*WHAT TO PRODUCE*
Copy every line of the listing that holds the string "weights".

*EXTRACTED DATA*
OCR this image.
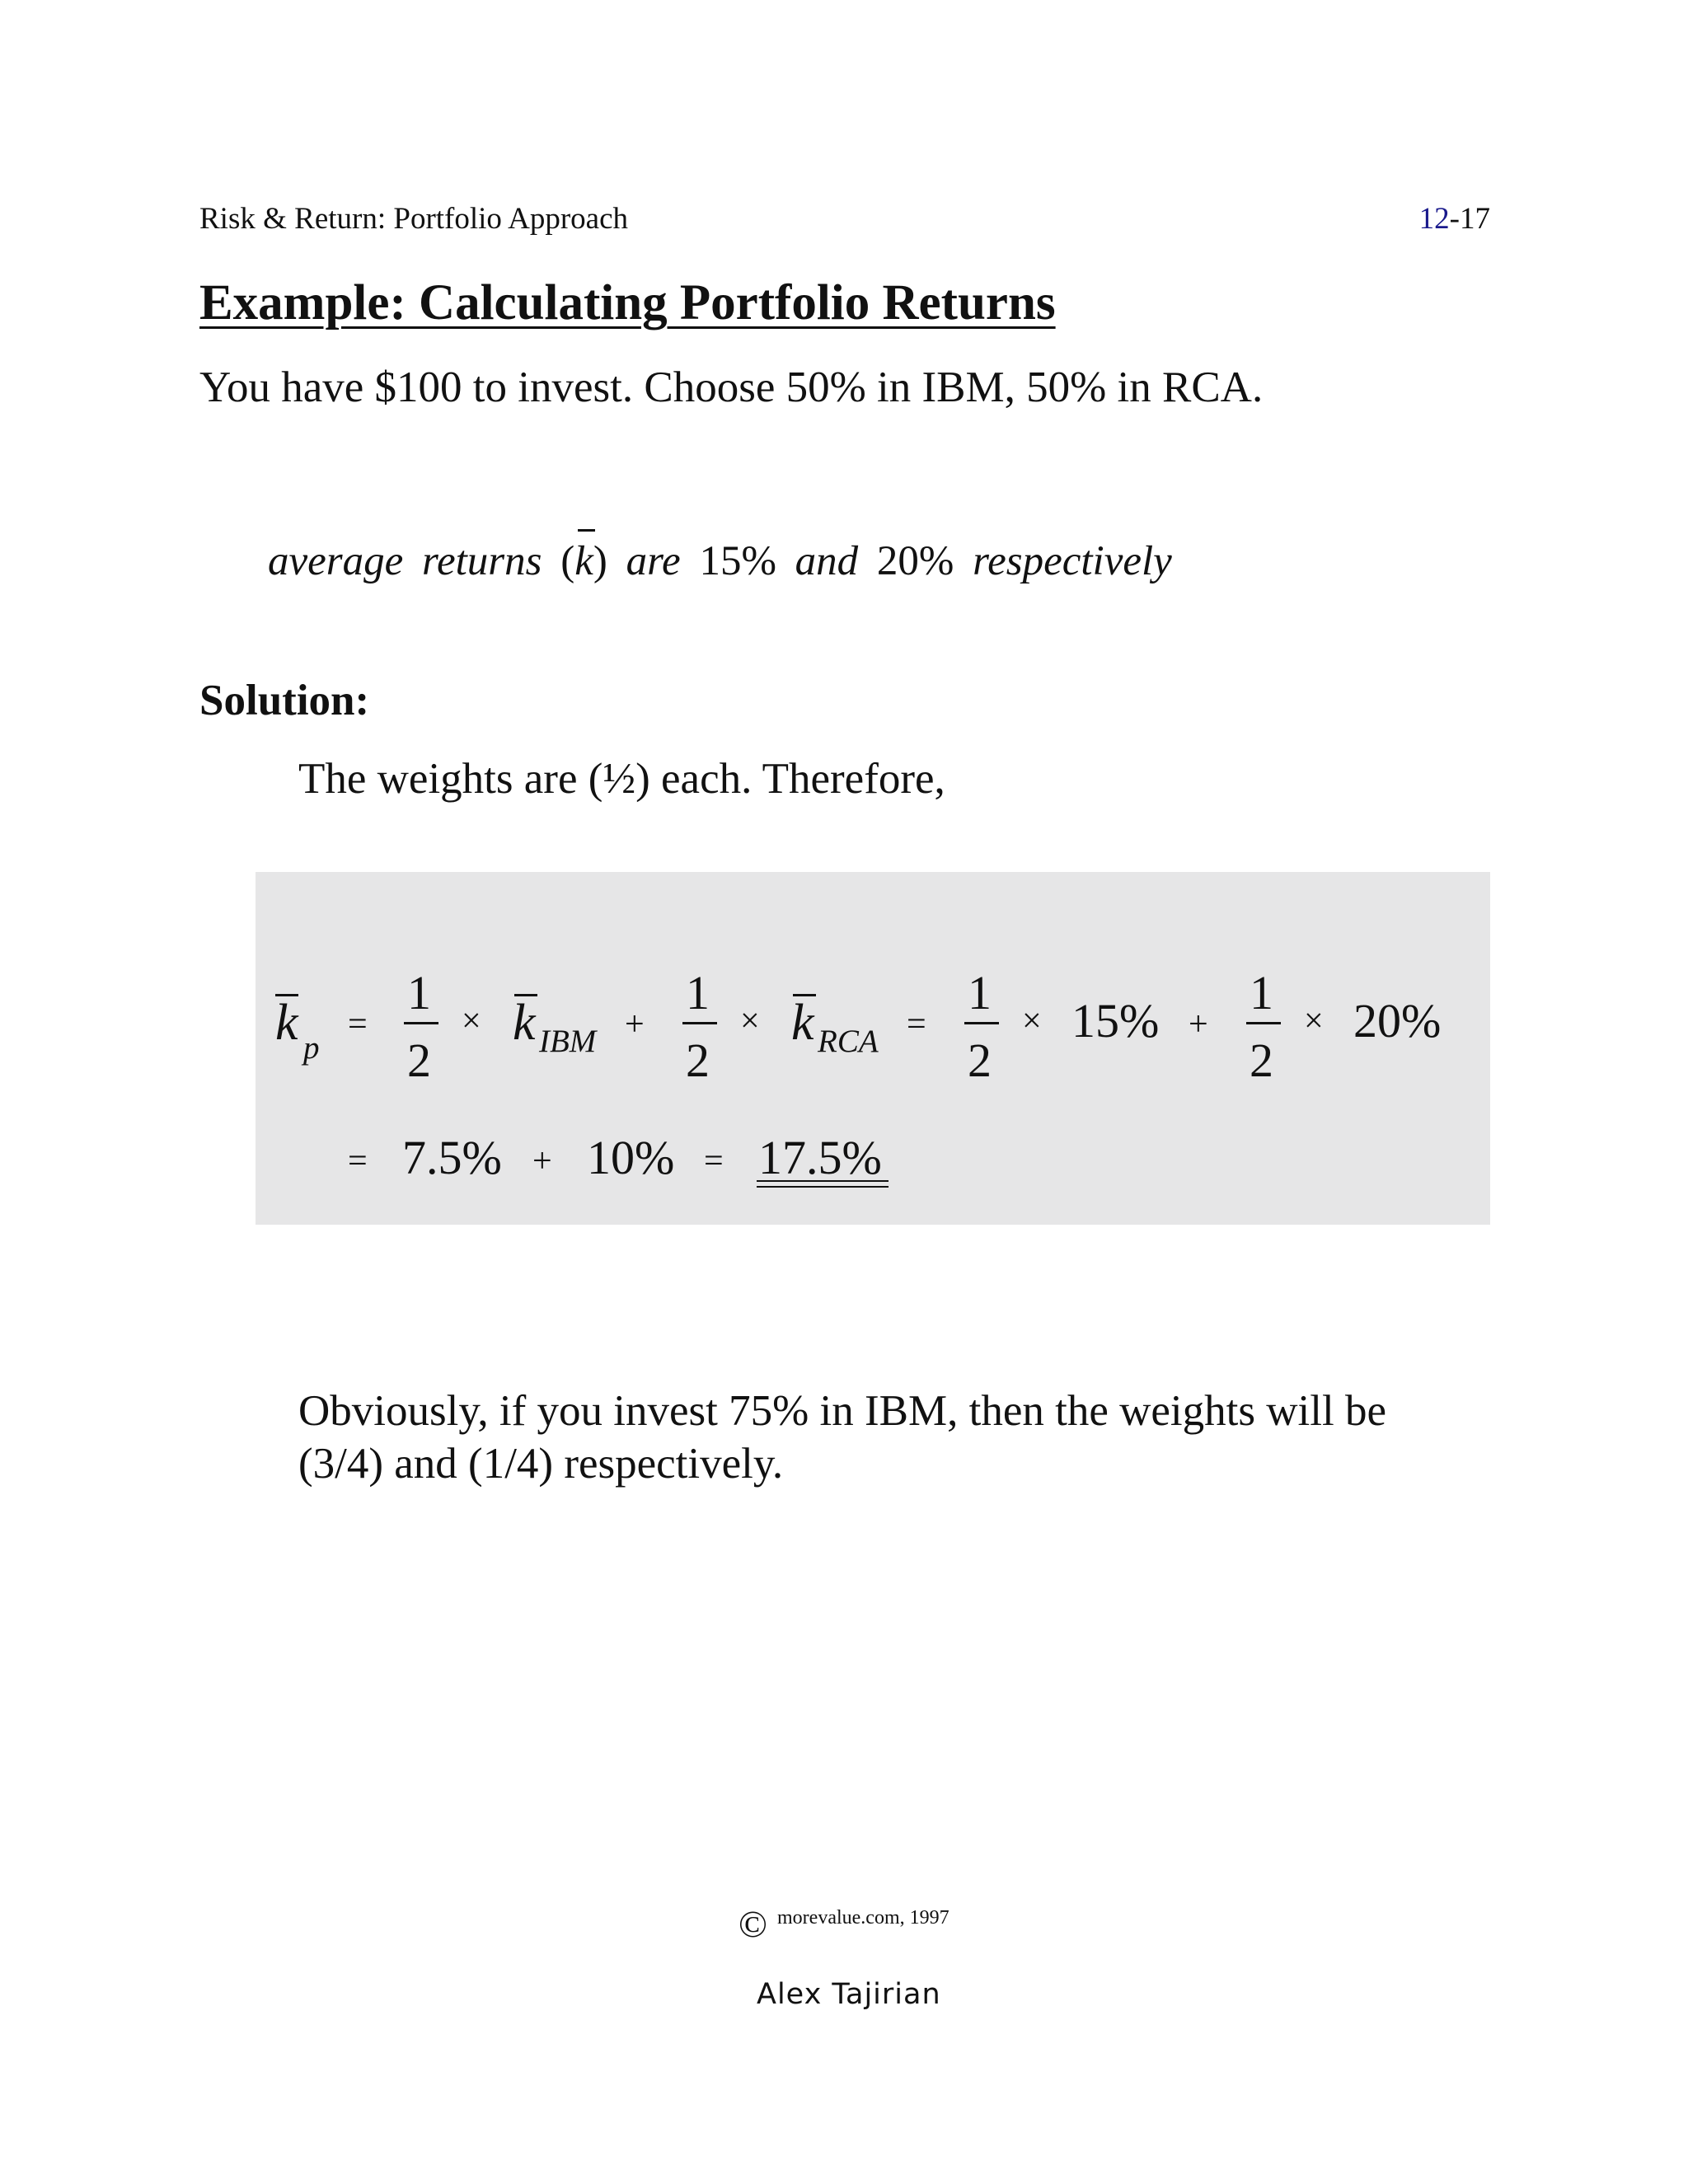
Risk & Return: Portfolio Approach	12-17
Example: Calculating Portfolio Returns
You have $100 to invest. Choose 50% in IBM, 50% in RCA.
average returns (
k) are 15% and 20% respectively
Solution:
The weights are (½) each. Therefore,
k p
=
1
2
× k IBM +
1
2
× k RCA =
1
2
× 15% +
1
2
× 20%
= 7.5% + 10% = 17.5%
Obviously, if you invest 75% in IBM, then the weights will be (3/4) and (1/4) respectively.
© morevalue.com, 1997
Alex Tajirian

*TASK OUTPUT*
The weights are (½) each. Therefore,
Obviously, if you invest 75% in IBM, then the weights will be (3/4) and (1/4) respectively.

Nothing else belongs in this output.